--- BEGIN Given records ---

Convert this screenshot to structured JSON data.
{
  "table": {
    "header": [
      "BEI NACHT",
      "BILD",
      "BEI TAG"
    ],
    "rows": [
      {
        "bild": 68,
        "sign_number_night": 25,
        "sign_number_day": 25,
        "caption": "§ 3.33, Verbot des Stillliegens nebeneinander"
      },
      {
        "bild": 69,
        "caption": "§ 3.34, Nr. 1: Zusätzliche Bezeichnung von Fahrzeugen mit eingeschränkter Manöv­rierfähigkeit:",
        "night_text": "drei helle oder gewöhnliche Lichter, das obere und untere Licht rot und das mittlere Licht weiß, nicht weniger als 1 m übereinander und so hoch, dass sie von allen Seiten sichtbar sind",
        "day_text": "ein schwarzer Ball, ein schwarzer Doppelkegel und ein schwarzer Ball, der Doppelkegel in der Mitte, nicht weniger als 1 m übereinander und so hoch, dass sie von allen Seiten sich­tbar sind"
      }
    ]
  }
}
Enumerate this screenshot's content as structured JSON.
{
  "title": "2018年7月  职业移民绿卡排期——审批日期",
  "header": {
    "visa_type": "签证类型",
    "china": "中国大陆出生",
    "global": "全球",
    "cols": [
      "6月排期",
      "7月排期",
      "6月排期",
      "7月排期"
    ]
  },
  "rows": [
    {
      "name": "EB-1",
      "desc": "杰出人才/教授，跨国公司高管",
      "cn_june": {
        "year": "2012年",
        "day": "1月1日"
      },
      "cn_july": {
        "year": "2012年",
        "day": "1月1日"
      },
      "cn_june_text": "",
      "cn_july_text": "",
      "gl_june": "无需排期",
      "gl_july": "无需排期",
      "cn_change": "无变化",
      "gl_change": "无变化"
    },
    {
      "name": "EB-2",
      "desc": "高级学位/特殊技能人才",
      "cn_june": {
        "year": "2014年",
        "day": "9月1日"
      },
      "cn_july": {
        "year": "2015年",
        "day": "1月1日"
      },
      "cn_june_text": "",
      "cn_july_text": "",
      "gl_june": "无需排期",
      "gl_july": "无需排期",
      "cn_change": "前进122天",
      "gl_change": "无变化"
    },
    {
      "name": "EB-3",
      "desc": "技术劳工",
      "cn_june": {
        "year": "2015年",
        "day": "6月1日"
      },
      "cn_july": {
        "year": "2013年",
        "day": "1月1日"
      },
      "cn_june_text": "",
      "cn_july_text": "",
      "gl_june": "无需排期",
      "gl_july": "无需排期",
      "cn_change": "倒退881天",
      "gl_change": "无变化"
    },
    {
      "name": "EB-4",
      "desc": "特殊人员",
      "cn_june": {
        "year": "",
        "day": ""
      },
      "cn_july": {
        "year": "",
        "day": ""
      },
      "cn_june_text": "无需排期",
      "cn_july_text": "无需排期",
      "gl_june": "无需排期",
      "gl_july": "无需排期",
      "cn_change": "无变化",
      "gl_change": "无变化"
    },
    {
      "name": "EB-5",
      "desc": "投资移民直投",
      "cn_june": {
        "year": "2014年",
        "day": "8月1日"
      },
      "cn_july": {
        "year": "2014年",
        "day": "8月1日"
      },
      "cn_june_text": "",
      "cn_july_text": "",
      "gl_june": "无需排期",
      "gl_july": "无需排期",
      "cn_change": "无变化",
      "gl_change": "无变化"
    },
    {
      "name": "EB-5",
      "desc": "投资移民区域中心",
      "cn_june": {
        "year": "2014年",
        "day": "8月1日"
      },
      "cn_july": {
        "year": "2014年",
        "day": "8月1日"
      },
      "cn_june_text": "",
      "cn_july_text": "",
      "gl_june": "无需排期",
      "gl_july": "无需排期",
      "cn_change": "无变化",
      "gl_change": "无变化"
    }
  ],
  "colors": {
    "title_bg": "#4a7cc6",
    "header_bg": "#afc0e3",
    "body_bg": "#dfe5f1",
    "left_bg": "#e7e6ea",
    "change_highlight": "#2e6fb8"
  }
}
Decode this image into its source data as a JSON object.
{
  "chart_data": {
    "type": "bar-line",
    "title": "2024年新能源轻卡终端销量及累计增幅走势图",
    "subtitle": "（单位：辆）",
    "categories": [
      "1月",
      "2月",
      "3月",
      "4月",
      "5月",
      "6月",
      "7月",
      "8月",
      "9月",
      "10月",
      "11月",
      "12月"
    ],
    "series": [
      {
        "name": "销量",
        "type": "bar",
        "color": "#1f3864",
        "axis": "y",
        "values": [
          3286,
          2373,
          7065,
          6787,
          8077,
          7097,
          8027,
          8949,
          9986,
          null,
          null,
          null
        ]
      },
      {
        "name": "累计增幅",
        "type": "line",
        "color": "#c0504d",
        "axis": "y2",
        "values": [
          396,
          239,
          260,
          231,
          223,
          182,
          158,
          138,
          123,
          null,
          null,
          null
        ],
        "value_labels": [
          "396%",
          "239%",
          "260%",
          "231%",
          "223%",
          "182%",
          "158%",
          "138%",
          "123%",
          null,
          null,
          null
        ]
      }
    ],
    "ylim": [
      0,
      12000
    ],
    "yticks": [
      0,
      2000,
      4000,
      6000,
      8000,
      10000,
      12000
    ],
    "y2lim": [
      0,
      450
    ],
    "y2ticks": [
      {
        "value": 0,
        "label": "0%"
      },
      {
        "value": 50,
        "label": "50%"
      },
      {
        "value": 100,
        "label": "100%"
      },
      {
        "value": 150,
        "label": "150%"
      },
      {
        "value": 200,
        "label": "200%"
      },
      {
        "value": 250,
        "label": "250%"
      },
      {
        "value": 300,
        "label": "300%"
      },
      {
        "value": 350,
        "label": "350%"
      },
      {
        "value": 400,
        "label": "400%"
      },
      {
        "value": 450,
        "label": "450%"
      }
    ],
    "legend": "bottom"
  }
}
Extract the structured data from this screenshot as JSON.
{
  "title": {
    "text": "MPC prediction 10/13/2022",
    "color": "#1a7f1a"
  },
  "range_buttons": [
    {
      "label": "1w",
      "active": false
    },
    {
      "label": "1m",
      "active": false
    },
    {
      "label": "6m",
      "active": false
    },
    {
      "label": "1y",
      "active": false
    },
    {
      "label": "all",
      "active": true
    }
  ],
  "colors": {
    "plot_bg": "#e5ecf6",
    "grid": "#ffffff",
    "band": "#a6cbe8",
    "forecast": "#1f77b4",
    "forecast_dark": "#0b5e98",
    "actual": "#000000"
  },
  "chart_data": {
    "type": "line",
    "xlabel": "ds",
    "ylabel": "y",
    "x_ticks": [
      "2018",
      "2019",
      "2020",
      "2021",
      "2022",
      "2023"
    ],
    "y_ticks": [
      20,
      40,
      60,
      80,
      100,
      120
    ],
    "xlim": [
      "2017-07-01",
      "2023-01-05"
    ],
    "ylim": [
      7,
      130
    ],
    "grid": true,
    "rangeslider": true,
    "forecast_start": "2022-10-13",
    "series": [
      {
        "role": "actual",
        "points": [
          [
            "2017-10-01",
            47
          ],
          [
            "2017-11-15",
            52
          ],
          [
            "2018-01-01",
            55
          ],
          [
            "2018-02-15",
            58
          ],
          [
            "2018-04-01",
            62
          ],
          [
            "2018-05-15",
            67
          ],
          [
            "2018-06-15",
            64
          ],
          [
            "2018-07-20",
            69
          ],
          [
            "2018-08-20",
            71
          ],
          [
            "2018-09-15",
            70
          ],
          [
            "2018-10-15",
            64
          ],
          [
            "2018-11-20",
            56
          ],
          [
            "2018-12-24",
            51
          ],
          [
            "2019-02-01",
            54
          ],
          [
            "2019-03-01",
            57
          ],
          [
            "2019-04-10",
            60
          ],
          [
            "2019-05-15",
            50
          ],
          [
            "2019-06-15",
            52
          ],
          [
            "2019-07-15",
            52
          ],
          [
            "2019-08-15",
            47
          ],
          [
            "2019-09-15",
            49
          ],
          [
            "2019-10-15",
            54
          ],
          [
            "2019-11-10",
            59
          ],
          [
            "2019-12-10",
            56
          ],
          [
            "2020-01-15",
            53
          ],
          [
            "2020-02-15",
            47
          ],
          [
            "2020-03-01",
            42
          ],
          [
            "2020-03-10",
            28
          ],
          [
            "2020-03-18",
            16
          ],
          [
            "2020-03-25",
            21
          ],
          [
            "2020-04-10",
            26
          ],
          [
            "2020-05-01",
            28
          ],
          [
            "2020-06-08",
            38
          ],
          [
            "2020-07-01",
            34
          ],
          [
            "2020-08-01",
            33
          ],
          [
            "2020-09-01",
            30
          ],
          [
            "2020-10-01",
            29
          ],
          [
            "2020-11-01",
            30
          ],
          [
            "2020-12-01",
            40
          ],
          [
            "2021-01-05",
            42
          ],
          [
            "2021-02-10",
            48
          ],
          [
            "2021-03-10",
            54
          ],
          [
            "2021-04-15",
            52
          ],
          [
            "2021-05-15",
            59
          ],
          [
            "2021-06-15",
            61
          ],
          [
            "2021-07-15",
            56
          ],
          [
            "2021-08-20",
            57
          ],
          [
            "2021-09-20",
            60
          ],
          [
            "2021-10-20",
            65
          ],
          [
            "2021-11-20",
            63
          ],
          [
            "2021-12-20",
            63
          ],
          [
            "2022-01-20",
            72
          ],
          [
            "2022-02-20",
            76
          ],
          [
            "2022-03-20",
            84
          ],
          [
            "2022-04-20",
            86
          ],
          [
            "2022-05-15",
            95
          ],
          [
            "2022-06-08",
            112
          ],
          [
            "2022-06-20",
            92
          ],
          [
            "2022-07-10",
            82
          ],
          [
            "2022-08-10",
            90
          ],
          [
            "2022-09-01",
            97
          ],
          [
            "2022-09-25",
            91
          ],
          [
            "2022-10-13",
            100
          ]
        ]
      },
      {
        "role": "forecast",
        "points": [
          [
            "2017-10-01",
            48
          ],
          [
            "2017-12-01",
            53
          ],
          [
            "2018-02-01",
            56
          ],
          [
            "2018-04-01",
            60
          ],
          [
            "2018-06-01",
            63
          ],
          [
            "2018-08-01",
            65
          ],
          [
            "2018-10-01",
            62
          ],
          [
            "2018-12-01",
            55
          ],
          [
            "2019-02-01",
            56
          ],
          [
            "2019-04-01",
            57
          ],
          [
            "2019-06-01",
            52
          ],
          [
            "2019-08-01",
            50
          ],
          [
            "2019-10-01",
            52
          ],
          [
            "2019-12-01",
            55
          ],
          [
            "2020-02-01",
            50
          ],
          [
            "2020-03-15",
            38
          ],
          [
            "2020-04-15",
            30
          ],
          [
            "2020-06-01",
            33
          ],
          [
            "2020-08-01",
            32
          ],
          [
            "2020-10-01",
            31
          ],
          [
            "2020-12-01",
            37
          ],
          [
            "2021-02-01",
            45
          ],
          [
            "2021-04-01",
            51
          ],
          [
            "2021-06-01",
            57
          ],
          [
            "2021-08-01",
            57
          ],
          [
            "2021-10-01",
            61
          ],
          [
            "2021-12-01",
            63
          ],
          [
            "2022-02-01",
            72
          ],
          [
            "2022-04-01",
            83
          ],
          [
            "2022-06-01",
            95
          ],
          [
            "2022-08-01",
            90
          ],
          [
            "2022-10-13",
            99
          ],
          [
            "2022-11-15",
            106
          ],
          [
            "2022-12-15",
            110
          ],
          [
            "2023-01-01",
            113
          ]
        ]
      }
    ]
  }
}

--- END Given records ---

▶ **Task prompt**: Locate the string "true" in the listing above and copy every line where it occurs.

▶ **Exercise result**:
      "active": true
    "grid": true,
    "rangeslider": true,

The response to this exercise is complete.